Given task – Count every line that has "選択してすべての商品で一律表示" in it and give the total, nothing more.

☆ ☆ ☆ ☆

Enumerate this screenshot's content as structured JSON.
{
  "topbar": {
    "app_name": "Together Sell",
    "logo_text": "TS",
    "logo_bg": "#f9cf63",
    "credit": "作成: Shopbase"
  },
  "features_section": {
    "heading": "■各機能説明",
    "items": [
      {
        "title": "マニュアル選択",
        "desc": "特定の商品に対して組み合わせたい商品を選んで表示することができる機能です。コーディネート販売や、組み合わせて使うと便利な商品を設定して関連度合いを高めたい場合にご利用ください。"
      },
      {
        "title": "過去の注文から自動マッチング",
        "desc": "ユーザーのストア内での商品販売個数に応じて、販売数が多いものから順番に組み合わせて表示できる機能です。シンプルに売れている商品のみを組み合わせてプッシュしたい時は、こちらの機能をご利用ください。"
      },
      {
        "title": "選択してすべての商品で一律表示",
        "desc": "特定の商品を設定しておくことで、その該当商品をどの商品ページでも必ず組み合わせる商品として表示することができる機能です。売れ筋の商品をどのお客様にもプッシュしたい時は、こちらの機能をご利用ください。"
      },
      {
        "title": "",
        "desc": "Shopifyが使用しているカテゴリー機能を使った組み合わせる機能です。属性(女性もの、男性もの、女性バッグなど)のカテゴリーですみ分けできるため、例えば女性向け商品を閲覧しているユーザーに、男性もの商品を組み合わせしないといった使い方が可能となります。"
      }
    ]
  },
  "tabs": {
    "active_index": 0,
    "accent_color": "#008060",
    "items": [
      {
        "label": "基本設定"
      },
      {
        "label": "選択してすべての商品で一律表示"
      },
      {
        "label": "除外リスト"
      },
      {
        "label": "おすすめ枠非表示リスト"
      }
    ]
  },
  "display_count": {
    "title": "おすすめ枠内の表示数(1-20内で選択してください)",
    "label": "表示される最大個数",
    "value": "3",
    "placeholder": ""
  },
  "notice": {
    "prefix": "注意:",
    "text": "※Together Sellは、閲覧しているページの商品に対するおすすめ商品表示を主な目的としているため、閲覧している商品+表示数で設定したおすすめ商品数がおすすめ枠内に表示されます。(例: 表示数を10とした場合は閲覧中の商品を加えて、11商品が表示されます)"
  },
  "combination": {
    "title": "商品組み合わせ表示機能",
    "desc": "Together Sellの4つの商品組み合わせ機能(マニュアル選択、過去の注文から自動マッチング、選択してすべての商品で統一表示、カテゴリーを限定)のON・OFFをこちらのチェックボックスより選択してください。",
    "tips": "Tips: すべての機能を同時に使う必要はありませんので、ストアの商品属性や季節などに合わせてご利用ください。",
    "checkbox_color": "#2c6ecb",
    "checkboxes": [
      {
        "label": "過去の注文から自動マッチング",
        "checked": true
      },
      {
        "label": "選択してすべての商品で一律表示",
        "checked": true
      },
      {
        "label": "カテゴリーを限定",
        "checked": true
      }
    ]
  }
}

☆ ☆ ☆ ☆

Complete response – 3